→ TASK OBJECTIVE: Copy each line that has the string "source" somewhere in it.

Dataset listings of figures
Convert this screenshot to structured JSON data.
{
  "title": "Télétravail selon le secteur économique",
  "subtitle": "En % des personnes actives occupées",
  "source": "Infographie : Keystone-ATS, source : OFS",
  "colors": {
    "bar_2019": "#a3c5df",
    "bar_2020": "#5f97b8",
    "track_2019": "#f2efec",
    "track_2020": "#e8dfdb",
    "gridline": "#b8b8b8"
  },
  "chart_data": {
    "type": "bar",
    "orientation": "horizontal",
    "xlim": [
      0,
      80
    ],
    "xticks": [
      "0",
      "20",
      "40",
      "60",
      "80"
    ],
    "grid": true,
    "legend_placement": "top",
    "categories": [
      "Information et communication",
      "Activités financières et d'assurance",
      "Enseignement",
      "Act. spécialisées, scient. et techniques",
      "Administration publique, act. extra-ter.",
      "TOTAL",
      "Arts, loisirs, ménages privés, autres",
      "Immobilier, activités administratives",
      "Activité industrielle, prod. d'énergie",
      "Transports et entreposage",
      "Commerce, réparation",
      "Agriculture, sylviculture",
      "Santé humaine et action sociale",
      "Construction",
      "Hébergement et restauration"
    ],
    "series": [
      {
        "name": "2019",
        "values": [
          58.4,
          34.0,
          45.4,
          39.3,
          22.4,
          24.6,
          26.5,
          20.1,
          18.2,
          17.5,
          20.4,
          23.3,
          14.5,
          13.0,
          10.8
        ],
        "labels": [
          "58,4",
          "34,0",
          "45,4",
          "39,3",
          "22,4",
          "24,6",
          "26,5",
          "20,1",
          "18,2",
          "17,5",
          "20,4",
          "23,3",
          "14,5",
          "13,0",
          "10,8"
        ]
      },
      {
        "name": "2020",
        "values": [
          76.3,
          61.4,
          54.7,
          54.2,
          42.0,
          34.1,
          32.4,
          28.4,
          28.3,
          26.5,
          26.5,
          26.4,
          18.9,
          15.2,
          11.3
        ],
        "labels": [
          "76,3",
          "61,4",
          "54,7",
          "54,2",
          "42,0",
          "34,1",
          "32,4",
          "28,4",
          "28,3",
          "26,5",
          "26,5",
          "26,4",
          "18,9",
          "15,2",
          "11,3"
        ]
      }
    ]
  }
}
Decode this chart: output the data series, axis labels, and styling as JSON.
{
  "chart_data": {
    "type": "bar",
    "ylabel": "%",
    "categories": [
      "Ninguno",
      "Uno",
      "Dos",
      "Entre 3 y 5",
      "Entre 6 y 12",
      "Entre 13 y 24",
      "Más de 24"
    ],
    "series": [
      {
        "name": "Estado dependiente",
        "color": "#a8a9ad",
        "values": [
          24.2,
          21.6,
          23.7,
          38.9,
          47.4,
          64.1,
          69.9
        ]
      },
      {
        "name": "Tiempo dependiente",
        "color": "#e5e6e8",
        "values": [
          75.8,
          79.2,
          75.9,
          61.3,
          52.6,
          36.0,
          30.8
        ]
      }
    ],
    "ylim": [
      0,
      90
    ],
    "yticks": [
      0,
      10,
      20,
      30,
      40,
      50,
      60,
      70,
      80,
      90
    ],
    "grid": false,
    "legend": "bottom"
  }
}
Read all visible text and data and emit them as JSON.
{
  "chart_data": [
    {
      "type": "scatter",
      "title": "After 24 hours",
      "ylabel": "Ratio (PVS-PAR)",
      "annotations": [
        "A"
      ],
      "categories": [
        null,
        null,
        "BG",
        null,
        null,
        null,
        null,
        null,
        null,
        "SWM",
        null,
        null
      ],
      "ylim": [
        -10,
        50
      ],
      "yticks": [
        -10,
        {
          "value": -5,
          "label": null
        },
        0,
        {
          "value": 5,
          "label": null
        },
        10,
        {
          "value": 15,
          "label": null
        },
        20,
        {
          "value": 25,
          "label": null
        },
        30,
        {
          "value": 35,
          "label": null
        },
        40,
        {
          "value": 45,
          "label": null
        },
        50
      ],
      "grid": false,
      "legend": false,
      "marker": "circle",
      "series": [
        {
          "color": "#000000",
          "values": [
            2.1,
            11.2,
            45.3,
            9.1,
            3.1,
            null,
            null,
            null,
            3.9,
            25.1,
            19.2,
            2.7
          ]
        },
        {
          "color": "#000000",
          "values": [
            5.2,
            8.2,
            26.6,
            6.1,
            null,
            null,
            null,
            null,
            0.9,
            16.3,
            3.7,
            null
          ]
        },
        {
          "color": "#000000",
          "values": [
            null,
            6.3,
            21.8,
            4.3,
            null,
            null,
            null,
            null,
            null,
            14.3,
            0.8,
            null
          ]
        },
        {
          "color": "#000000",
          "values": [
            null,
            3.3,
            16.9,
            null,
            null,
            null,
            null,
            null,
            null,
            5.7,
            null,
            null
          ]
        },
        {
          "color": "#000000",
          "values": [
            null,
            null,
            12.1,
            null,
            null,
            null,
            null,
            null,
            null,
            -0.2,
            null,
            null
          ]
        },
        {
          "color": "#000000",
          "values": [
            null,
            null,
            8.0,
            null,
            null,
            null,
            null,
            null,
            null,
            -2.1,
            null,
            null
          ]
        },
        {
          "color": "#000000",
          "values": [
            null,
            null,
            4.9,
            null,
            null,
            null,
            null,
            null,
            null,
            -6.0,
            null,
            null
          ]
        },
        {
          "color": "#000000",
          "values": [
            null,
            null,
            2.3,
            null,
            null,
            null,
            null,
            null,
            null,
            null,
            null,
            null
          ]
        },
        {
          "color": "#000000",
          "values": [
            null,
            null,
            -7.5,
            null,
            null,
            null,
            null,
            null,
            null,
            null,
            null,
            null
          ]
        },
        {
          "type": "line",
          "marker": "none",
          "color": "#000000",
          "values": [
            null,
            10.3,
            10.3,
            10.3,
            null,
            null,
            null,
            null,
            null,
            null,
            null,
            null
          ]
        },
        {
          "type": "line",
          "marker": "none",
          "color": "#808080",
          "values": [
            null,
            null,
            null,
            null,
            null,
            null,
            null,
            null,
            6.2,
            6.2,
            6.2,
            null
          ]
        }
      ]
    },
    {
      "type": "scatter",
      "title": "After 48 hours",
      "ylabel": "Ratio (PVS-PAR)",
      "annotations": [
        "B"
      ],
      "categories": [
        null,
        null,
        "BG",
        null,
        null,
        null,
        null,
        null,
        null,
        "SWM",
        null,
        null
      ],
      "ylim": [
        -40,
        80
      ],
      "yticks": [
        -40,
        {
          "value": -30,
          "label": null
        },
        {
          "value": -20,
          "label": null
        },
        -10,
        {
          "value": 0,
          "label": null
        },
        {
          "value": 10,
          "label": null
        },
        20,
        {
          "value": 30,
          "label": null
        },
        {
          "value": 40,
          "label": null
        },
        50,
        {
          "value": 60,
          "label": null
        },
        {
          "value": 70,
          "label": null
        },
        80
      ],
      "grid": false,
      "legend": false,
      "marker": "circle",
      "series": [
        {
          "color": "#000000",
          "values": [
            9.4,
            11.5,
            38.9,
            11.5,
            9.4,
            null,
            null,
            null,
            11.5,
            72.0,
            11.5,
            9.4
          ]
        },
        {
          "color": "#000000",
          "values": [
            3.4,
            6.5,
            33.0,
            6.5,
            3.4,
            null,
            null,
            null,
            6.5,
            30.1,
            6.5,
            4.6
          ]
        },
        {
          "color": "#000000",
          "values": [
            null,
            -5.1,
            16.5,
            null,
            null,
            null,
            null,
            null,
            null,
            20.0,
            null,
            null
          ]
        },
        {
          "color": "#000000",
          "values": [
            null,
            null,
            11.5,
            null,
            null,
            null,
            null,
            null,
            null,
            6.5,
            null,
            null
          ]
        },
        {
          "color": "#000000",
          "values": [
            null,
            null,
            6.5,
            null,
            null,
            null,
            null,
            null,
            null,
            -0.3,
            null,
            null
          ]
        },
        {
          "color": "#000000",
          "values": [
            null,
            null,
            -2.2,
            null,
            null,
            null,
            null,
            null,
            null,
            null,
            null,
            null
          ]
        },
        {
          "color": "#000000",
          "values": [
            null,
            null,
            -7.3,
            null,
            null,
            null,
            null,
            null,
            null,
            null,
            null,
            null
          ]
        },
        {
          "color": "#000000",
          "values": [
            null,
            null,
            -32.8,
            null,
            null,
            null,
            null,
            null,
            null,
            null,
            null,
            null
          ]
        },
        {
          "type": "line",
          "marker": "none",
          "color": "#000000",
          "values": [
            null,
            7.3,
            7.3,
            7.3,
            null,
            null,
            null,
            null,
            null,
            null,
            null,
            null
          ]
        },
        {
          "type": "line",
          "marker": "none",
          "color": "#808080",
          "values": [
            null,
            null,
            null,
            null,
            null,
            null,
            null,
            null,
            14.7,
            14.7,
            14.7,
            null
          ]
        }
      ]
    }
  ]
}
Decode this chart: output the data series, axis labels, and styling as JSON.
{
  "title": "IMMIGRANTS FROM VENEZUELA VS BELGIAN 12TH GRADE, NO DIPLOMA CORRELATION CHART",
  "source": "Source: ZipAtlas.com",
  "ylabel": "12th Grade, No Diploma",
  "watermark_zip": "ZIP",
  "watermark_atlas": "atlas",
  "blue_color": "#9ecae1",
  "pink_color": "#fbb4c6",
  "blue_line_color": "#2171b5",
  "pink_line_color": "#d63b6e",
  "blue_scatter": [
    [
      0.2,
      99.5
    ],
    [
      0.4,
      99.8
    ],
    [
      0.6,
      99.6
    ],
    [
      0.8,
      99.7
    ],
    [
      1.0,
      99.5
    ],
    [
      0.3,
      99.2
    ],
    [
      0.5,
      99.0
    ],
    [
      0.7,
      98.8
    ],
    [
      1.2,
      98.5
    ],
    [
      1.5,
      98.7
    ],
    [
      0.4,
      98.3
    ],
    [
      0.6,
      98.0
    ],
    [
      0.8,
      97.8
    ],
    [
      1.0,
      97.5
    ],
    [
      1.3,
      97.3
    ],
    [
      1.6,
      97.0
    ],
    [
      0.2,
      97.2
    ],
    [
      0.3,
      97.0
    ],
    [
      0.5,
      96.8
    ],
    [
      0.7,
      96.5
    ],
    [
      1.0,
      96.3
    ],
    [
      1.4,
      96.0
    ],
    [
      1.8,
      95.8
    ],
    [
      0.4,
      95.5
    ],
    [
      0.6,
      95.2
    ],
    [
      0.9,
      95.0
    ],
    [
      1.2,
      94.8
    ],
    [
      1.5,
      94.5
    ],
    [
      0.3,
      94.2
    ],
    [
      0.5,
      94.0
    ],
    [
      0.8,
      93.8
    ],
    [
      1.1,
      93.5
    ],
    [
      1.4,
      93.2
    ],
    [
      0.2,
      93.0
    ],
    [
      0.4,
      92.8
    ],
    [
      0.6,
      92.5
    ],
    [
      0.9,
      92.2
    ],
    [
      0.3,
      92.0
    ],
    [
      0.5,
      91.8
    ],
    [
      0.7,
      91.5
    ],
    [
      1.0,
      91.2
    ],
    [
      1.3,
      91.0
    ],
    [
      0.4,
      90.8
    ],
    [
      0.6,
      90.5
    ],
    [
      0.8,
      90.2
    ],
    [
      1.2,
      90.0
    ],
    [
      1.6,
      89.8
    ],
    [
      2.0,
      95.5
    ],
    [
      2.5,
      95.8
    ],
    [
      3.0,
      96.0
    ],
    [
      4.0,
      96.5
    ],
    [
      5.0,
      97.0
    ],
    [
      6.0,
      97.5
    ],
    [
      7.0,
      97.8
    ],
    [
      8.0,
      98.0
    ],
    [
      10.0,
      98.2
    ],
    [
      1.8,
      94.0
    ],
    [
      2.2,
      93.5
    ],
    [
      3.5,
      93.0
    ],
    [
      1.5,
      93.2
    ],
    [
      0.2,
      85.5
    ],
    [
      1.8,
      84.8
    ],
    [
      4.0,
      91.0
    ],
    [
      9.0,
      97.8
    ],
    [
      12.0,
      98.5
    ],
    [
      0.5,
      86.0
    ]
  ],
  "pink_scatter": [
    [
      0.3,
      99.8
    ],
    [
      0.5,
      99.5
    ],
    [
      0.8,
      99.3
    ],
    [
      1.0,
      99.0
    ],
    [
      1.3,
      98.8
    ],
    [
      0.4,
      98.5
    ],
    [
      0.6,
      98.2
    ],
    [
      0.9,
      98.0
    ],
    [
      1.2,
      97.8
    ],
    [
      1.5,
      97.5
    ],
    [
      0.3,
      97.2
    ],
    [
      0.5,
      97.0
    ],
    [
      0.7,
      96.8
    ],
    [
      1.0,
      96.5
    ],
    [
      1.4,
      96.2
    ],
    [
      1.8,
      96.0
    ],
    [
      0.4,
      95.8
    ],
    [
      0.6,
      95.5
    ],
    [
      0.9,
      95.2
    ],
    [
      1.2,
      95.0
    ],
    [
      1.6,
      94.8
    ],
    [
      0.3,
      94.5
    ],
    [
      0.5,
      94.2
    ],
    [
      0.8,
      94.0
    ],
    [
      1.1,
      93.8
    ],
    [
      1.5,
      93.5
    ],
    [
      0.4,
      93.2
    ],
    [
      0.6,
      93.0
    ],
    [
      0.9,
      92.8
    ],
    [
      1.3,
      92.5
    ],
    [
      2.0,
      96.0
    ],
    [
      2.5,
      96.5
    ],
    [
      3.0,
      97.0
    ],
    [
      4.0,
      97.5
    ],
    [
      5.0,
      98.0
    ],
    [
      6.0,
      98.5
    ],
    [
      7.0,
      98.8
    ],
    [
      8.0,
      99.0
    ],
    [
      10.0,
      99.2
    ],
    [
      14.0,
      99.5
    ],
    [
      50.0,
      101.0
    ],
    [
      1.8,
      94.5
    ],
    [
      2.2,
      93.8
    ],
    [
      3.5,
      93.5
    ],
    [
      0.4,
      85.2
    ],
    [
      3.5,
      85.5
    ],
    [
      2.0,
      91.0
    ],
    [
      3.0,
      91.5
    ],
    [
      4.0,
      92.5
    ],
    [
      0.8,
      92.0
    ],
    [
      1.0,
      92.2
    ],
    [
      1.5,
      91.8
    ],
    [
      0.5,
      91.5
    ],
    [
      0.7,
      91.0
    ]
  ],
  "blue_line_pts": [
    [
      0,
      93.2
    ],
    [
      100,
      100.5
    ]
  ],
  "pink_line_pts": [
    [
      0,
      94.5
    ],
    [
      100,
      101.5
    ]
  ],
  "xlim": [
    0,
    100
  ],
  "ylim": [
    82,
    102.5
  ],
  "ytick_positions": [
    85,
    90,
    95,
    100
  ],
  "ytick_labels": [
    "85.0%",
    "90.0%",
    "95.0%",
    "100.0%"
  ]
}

→ ANSWER TO THE TASK:
  "source": "Infographie : Keystone-ATS, source : OFS",
  "source": "Source: ZipAtlas.com",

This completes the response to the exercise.